Figure record listings:
== == ==

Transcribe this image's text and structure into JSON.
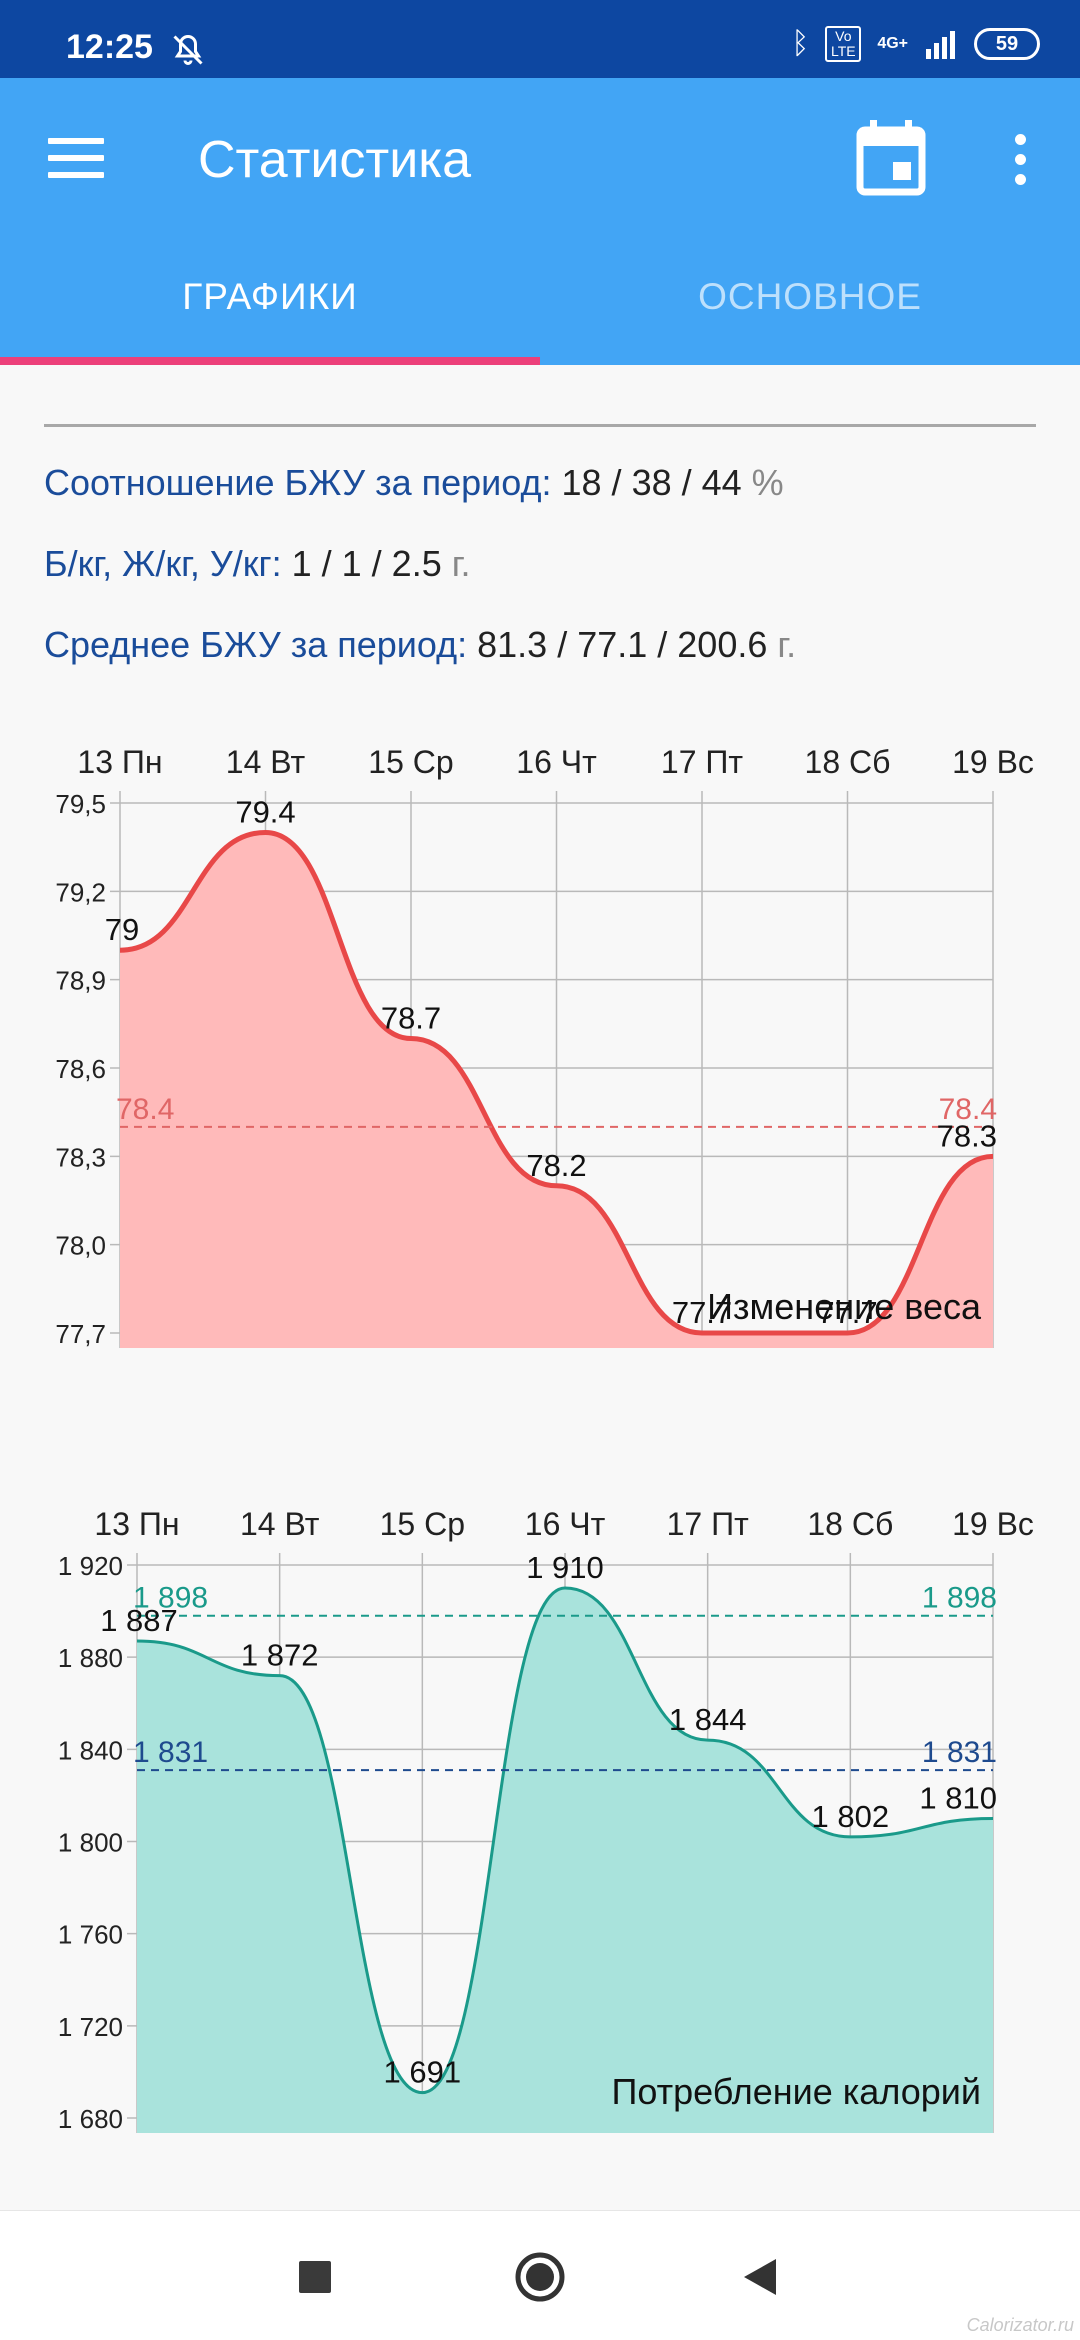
{
  "status_bar": {
    "time": "12:25",
    "network": "4G+",
    "volte": "Vo LTE",
    "battery": "59"
  },
  "app_bar": {
    "title": "Статистика",
    "menu_icon": "hamburger-menu-icon",
    "calendar_icon": "calendar-icon",
    "more_icon": "more-vert-icon",
    "color": "#42a5f5"
  },
  "tabs": [
    {
      "label": "ГРАФИКИ",
      "active": true
    },
    {
      "label": "ОСНОВНОЕ",
      "active": false
    }
  ],
  "stats": {
    "ratio_label": "Соотношение БЖУ за период:",
    "ratio_value": "18 / 38 / 44",
    "ratio_unit": "%",
    "perkg_label": "Б/кг, Ж/кг, У/кг:",
    "perkg_value": "1 / 1 / 2.5",
    "perkg_unit": "г.",
    "avg_label": "Среднее БЖУ за период:",
    "avg_value": "81.3 / 77.1 / 200.6",
    "avg_unit": "г."
  },
  "chart_data": [
    {
      "type": "area",
      "title": "Изменение веса",
      "categories": [
        "13 Пн",
        "14 Вт",
        "15 Ср",
        "16 Чт",
        "17 Пт",
        "18 Сб",
        "19 Вс"
      ],
      "values": [
        79,
        79.4,
        78.7,
        78.2,
        77.7,
        77.7,
        78.3
      ],
      "value_labels": [
        "79",
        "79.4",
        "78.7",
        "78.2",
        "77.7",
        "77.7",
        "78.3"
      ],
      "ylim": [
        77.7,
        79.5
      ],
      "yticks": [
        79.5,
        79.2,
        78.9,
        78.6,
        78.3,
        78.0,
        77.7
      ],
      "ytick_labels": [
        "79,5",
        "79,2",
        "78,9",
        "78,6",
        "78,3",
        "78,0",
        "77,7"
      ],
      "reference_lines": [
        {
          "value": 78.4,
          "label_left": "78.4",
          "label_right": "78.4",
          "color": "#e06666"
        }
      ],
      "line_color": "#e84848",
      "fill_color": "#ffbaba",
      "grid": true
    },
    {
      "type": "area",
      "title": "Потребление калорий",
      "categories": [
        "13 Пн",
        "14 Вт",
        "15 Ср",
        "16 Чт",
        "17 Пт",
        "18 Сб",
        "19 Вс"
      ],
      "values": [
        1887,
        1872,
        1691,
        1910,
        1844,
        1802,
        1810
      ],
      "value_labels": [
        "1 887",
        "1 872",
        "1 691",
        "1 910",
        "1 844",
        "1 802",
        "1 810"
      ],
      "ylim": [
        1680,
        1920
      ],
      "yticks": [
        1920,
        1880,
        1840,
        1800,
        1760,
        1720,
        1680
      ],
      "ytick_labels": [
        "1 920",
        "1 880",
        "1 840",
        "1 800",
        "1 760",
        "1 720",
        "1 680"
      ],
      "reference_lines": [
        {
          "value": 1898,
          "label_left": "1 898",
          "label_right": "1 898",
          "color": "#1a9a8a"
        },
        {
          "value": 1831,
          "label_left": "1 831",
          "label_right": "1 831",
          "color": "#1e4a8e"
        }
      ],
      "line_color": "#1a9a8a",
      "fill_color": "#a9e3dc",
      "grid": true
    }
  ],
  "watermark": "Calorizator.ru"
}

== == ==

EXERCISE TASK: The answer must consist solely of the number of lines in the entries that contain the word "icon".

FULL RESPONSE: 3